[Collected data]
***
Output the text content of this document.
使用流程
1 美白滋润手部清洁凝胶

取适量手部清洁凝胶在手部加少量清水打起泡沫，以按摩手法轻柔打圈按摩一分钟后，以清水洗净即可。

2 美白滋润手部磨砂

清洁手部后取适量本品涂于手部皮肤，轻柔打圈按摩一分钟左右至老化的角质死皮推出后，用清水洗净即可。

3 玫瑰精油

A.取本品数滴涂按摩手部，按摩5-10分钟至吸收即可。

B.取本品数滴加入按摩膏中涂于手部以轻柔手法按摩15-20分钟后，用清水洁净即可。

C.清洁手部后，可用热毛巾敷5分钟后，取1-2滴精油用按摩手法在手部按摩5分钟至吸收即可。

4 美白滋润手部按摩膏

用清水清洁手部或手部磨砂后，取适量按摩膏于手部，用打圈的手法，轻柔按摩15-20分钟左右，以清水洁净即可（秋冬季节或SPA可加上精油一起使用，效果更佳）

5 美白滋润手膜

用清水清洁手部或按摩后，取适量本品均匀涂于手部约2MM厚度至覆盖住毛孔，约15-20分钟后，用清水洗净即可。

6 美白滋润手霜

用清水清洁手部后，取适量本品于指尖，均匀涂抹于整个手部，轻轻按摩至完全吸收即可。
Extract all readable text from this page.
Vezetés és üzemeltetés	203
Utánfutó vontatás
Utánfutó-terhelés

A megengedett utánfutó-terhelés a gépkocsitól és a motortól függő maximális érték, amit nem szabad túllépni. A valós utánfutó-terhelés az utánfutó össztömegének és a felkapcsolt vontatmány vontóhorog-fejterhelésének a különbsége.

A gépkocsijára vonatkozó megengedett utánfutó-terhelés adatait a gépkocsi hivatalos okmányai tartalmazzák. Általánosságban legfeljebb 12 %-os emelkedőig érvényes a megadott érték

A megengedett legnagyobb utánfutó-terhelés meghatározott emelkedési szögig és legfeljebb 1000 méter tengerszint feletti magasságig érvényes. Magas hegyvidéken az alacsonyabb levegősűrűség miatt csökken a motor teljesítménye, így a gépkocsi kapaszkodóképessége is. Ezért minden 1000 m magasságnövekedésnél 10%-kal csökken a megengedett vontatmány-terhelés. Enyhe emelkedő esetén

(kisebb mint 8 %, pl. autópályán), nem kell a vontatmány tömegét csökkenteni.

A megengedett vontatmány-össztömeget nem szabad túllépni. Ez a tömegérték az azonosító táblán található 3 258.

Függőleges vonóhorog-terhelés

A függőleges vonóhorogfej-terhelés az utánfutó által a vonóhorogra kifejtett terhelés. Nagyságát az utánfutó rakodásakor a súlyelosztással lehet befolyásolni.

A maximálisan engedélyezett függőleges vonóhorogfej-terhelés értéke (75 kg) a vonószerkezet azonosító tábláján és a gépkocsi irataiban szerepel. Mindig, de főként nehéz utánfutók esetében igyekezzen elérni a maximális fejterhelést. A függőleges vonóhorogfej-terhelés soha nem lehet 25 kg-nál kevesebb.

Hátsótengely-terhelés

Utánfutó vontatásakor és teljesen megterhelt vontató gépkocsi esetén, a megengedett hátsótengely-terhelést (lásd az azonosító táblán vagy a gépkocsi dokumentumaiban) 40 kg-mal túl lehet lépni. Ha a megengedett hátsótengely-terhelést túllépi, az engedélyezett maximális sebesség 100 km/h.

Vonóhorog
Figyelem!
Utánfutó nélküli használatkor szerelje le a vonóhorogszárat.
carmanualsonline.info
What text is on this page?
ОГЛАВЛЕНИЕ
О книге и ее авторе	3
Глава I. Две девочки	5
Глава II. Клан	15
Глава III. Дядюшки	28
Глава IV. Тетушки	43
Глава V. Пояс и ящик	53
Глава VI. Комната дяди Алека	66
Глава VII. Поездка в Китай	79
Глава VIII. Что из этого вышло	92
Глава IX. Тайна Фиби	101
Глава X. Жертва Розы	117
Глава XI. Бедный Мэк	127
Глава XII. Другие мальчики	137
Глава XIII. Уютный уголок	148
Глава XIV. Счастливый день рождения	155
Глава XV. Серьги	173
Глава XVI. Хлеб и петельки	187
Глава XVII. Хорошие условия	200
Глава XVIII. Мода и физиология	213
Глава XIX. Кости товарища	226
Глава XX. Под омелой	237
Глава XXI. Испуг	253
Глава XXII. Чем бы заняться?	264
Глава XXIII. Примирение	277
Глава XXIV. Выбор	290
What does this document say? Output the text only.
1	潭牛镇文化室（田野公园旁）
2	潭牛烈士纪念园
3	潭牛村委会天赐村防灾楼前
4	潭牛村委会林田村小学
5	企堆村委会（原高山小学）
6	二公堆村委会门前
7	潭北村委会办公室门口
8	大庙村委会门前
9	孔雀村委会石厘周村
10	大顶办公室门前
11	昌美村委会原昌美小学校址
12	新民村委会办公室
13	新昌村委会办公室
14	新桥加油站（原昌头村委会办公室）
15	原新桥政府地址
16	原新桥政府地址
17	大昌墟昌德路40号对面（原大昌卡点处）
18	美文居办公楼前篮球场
***
● **EXERCISE AIM**:
Reproduce each entry exactly, leaving out nothing.

● **EXERCISE OUTPUT**:
Output the text content of this document.
使用流程
1 美白滋润手部清洁凝胶

取适量手部清洁凝胶在手部加少量清水打起泡沫，以按摩手法轻柔打圈按摩一分钟后，以清水洗净即可。

2 美白滋润手部磨砂

清洁手部后取适量本品涂于手部皮肤，轻柔打圈按摩一分钟左右至老化的角质死皮推出后，用清水洗净即可。

3 玫瑰精油

A.取本品数滴涂按摩手部，按摩5-10分钟至吸收即可。

B.取本品数滴加入按摩膏中涂于手部以轻柔手法按摩15-20分钟后，用清水洁净即可。

C.清洁手部后，可用热毛巾敷5分钟后，取1-2滴精油用按摩手法在手部按摩5分钟至吸收即可。

4 美白滋润手部按摩膏

用清水清洁手部或手部磨砂后，取适量按摩膏于手部，用打圈的手法，轻柔按摩15-20分钟左右，以清水洁净即可（秋冬季节或SPA可加上精油一起使用，效果更佳）

5 美白滋润手膜

用清水清洁手部或按摩后，取适量本品均匀涂于手部约2MM厚度至覆盖住毛孔，约15-20分钟后，用清水洗净即可。

6 美白滋润手霜

用清水清洁手部后，取适量本品于指尖，均匀涂抹于整个手部，轻轻按摩至完全吸收即可。
Extract all readable text from this page.
Vezetés és üzemeltetés	203
Utánfutó vontatás
Utánfutó-terhelés

A megengedett utánfutó-terhelés a gépkocsitól és a motortól függő maximális érték, amit nem szabad túllépni. A valós utánfutó-terhelés az utánfutó össztömegének és a felkapcsolt vontatmány vontóhorog-fejterhelésének a különbsége.

A gépkocsijára vonatkozó megengedett utánfutó-terhelés adatait a gépkocsi hivatalos okmányai tartalmazzák. Általánosságban legfeljebb 12 %-os emelkedőig érvényes a megadott érték

A megengedett legnagyobb utánfutó-terhelés meghatározott emelkedési szögig és legfeljebb 1000 méter tengerszint feletti magasságig érvényes. Magas hegyvidéken az alacsonyabb levegősűrűség miatt csökken a motor teljesítménye, így a gépkocsi kapaszkodóképessége is. Ezért minden 1000 m magasságnövekedésnél 10%-kal csökken a megengedett vontatmány-terhelés. Enyhe emelkedő esetén

(kisebb mint 8 %, pl. autópályán), nem kell a vontatmány tömegét csökkenteni.

A megengedett vontatmány-össztömeget nem szabad túllépni. Ez a tömegérték az azonosító táblán található 3 258.

Függőleges vonóhorog-terhelés

A függőleges vonóhorogfej-terhelés az utánfutó által a vonóhorogra kifejtett terhelés. Nagyságát az utánfutó rakodásakor a súlyelosztással lehet befolyásolni.

A maximálisan engedélyezett függőleges vonóhorogfej-terhelés értéke (75 kg) a vonószerkezet azonosító tábláján és a gépkocsi irataiban szerepel. Mindig, de főként nehéz utánfutók esetében igyekezzen elérni a maximális fejterhelést. A függőleges vonóhorogfej-terhelés soha nem lehet 25 kg-nál kevesebb.

Hátsótengely-terhelés

Utánfutó vontatásakor és teljesen megterhelt vontató gépkocsi esetén, a megengedett hátsótengely-terhelést (lásd az azonosító táblán vagy a gépkocsi dokumentumaiban) 40 kg-mal túl lehet lépni. Ha a megengedett hátsótengely-terhelést túllépi, az engedélyezett maximális sebesség 100 km/h.

Vonóhorog
Figyelem!
Utánfutó nélküli használatkor szerelje le a vonóhorogszárat.
carmanualsonline.info
What text is on this page?
ОГЛАВЛЕНИЕ
О книге и ее авторе	3
Глава I. Две девочки	5
Глава II. Клан	15
Глава III. Дядюшки	28
Глава IV. Тетушки	43
Глава V. Пояс и ящик	53
Глава VI. Комната дяди Алека	66
Глава VII. Поездка в Китай	79
Глава VIII. Что из этого вышло	92
Глава IX. Тайна Фиби	101
Глава X. Жертва Розы	117
Глава XI. Бедный Мэк	127
Глава XII. Другие мальчики	137
Глава XIII. Уютный уголок	148
Глава XIV. Счастливый день рождения	155
Глава XV. Серьги	173
Глава XVI. Хлеб и петельки	187
Глава XVII. Хорошие условия	200
Глава XVIII. Мода и физиология	213
Глава XIX. Кости товарища	226
Глава XX. Под омелой	237
Глава XXI. Испуг	253
Глава XXII. Чем бы заняться?	264
Глава XXIII. Примирение	277
Глава XXIV. Выбор	290
What does this document say? Output the text only.
1	潭牛镇文化室（田野公园旁）
2	潭牛烈士纪念园
3	潭牛村委会天赐村防灾楼前
4	潭牛村委会林田村小学
5	企堆村委会（原高山小学）
6	二公堆村委会门前
7	潭北村委会办公室门口
8	大庙村委会门前
9	孔雀村委会石厘周村
10	大顶办公室门前
11	昌美村委会原昌美小学校址
12	新民村委会办公室
13	新昌村委会办公室
14	新桥加油站（原昌头村委会办公室）
15	原新桥政府地址
16	原新桥政府地址
17	大昌墟昌德路40号对面（原大昌卡点处）
18	美文居办公楼前篮球场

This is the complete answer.